→ **GIVEN REQUEST**
Copy the lines holding the word "medición", all of them.
··········
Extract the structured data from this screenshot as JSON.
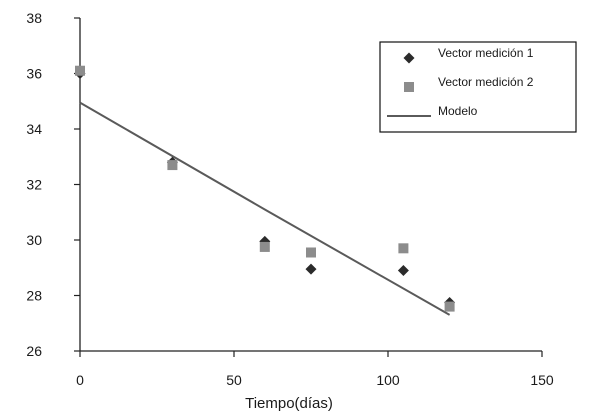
{
  "chart_data": {
    "type": "scatter",
    "title": "",
    "xlabel": "Tiempo(días)",
    "ylabel": "",
    "xlim": [
      0,
      150
    ],
    "ylim": [
      26,
      38
    ],
    "xticks": [
      0,
      50,
      100,
      150
    ],
    "yticks": [
      26,
      28,
      30,
      32,
      34,
      36,
      38
    ],
    "grid": false,
    "legend_position": "top-right",
    "series": [
      {
        "name": "Vector medición 1",
        "kind": "scatter",
        "marker": "diamond",
        "color": "#2b2b2b",
        "points": [
          [
            0,
            36.0
          ],
          [
            30,
            32.8
          ],
          [
            60,
            29.95
          ],
          [
            75,
            28.95
          ],
          [
            105,
            28.9
          ],
          [
            120,
            27.75
          ]
        ]
      },
      {
        "name": "Vector medición 2",
        "kind": "scatter",
        "marker": "square",
        "color": "#8c8c8c",
        "points": [
          [
            0,
            36.1
          ],
          [
            30,
            32.7
          ],
          [
            60,
            29.75
          ],
          [
            75,
            29.55
          ],
          [
            105,
            29.7
          ],
          [
            120,
            27.6
          ]
        ]
      },
      {
        "name": "Modelo",
        "kind": "line",
        "color": "#5a5a5a",
        "points": [
          [
            0,
            34.95
          ],
          [
            60,
            31.1
          ],
          [
            120,
            27.3
          ]
        ]
      }
    ]
  }
}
··········
→ **SOLUTION TO THIS PROBLEM**
        "name": "Vector medición 1",
        "name": "Vector medición 2",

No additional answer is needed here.